Task item: The lines to copy are those with "layers" in them. Pull each one from the entries below.
----- Dataset -----
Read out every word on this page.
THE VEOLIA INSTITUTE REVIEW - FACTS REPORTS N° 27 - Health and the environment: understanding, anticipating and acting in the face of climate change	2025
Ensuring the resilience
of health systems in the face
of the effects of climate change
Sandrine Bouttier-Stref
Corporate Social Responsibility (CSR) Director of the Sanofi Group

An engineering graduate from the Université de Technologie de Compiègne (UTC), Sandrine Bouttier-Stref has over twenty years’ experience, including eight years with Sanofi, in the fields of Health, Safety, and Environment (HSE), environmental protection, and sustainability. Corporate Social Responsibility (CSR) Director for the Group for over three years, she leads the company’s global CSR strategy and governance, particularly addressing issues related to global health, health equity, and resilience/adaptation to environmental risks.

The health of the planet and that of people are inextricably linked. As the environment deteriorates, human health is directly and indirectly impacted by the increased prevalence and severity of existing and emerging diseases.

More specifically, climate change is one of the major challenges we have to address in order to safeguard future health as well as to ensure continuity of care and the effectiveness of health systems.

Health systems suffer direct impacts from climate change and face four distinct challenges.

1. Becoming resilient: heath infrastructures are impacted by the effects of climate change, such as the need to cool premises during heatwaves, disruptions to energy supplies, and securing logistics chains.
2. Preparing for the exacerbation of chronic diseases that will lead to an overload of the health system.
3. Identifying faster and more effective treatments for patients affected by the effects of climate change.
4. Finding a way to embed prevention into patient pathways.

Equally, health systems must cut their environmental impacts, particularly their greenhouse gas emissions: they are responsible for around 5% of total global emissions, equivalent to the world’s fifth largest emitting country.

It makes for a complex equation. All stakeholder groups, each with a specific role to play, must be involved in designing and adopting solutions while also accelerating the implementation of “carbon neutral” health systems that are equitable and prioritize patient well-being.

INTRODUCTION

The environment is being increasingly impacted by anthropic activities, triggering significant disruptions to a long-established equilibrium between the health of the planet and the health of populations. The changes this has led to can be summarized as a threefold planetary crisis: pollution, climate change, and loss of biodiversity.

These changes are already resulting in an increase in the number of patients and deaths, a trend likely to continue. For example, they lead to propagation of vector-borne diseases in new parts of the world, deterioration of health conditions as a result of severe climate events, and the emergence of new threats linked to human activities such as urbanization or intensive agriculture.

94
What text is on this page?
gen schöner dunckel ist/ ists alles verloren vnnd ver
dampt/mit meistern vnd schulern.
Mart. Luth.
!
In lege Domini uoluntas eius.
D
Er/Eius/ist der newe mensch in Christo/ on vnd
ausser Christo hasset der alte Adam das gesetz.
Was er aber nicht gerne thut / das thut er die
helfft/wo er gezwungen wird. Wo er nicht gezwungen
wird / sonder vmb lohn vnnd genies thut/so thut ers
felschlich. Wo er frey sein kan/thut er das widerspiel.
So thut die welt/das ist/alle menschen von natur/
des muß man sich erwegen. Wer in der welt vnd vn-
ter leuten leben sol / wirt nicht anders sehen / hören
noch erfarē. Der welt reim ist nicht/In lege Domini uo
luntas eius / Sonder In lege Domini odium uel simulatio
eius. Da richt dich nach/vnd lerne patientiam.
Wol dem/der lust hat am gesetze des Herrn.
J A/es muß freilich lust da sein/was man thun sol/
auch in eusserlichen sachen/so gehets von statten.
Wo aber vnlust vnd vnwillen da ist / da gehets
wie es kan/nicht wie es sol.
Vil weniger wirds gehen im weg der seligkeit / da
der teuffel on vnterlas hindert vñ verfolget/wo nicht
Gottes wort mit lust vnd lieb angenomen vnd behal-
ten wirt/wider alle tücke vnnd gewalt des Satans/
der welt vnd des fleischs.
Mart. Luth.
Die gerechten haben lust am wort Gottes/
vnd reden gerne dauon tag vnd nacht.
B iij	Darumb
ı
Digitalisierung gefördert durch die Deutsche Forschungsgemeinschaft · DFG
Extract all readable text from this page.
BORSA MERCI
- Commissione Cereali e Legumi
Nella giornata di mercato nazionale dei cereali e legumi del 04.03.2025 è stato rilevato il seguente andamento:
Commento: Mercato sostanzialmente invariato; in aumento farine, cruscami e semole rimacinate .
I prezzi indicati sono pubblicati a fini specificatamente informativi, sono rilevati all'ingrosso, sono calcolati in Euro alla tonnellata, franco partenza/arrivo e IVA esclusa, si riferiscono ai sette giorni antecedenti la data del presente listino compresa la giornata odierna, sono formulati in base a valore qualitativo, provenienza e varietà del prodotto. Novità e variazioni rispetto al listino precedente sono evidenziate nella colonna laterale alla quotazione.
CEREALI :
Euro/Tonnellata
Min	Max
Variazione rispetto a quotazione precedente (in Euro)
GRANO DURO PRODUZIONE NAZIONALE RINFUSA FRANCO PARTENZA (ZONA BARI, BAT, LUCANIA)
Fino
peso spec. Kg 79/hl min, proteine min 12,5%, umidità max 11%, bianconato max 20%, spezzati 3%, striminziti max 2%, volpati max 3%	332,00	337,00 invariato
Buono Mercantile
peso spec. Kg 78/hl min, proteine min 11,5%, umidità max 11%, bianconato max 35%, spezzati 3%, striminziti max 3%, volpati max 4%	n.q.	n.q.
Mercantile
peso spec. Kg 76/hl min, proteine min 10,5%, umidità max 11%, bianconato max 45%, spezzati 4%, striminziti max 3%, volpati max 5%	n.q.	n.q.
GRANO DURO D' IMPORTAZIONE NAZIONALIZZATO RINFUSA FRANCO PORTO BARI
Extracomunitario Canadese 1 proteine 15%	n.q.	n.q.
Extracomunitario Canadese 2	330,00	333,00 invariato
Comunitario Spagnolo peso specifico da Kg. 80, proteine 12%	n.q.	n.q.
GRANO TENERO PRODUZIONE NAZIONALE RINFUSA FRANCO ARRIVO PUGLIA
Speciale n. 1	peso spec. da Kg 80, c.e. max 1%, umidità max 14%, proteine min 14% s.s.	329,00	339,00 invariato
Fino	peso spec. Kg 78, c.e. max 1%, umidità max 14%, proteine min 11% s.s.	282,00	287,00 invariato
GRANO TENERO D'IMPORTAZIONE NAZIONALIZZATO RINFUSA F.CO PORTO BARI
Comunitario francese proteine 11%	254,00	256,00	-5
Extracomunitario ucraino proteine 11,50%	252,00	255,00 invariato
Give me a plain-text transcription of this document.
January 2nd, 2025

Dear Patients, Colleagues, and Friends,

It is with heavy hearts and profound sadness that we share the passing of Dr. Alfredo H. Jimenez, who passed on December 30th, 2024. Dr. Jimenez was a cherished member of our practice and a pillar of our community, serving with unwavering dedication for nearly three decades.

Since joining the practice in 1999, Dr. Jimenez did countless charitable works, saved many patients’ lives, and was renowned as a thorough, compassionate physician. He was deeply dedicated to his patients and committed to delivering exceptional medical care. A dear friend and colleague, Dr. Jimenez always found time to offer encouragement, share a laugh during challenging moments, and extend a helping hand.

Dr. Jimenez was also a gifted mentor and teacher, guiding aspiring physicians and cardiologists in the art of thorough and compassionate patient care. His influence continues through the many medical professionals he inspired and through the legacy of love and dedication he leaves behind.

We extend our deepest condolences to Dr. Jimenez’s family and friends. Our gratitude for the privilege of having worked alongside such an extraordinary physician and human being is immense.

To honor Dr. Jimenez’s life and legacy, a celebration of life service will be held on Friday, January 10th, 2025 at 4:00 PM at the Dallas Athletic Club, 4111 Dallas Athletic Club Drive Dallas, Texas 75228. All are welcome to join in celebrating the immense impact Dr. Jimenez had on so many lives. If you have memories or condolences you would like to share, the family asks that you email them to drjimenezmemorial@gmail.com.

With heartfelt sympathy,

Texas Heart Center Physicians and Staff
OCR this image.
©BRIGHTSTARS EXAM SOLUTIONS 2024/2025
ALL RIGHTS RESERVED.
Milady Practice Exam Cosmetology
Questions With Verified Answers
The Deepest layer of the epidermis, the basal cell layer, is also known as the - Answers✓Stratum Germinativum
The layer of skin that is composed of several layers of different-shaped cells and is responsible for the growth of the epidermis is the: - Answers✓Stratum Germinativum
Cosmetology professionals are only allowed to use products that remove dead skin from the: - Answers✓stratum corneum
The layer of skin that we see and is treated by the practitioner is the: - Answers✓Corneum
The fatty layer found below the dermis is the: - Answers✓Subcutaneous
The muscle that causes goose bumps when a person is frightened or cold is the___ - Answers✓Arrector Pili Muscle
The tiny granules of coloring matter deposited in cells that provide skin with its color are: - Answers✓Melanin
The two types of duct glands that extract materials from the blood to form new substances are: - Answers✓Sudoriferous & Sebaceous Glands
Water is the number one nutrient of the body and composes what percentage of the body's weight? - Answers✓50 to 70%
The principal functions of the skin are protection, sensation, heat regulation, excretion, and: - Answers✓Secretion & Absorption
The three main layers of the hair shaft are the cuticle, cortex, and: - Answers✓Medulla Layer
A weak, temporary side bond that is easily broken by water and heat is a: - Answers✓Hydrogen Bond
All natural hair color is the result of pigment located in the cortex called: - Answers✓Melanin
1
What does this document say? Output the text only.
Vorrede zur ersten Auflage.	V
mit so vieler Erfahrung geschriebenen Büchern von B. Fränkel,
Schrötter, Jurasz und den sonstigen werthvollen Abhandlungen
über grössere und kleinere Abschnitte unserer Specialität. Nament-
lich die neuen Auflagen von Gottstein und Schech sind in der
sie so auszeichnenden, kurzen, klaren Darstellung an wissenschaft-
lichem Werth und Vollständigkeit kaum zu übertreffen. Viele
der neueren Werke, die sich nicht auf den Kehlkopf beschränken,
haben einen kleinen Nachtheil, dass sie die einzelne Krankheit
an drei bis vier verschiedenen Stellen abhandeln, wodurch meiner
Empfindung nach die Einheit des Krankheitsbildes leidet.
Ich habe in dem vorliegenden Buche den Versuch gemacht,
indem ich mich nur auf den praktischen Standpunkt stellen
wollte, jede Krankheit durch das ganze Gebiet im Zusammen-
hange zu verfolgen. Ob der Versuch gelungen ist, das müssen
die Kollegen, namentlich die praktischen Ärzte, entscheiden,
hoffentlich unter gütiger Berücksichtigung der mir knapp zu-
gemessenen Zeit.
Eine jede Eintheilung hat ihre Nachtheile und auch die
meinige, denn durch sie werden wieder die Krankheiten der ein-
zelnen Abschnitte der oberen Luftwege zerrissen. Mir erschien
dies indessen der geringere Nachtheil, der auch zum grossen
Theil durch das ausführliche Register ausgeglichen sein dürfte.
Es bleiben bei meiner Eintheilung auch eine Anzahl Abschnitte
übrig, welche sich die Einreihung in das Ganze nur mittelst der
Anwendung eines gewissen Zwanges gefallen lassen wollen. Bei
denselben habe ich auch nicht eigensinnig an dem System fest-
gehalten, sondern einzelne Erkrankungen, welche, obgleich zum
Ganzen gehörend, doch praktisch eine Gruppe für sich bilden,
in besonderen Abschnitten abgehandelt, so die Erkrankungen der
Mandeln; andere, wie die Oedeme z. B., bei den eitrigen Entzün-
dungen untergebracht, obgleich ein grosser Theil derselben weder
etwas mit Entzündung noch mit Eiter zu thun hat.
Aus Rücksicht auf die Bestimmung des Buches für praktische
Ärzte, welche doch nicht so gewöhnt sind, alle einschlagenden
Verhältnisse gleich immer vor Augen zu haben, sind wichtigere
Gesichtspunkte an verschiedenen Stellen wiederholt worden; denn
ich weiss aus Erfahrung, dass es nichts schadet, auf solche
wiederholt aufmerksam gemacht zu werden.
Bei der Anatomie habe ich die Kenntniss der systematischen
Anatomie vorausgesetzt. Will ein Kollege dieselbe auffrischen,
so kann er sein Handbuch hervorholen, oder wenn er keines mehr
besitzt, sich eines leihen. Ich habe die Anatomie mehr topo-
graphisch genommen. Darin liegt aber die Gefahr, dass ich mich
-----
Result below:
The layer of skin that is composed of several layers of different-shaped cells and is responsible for the growth of the epidermis is the: - Answers✓Stratum Germinativum
The three main layers of the hair shaft are the cuticle, cortex, and: - Answers✓Medulla Layer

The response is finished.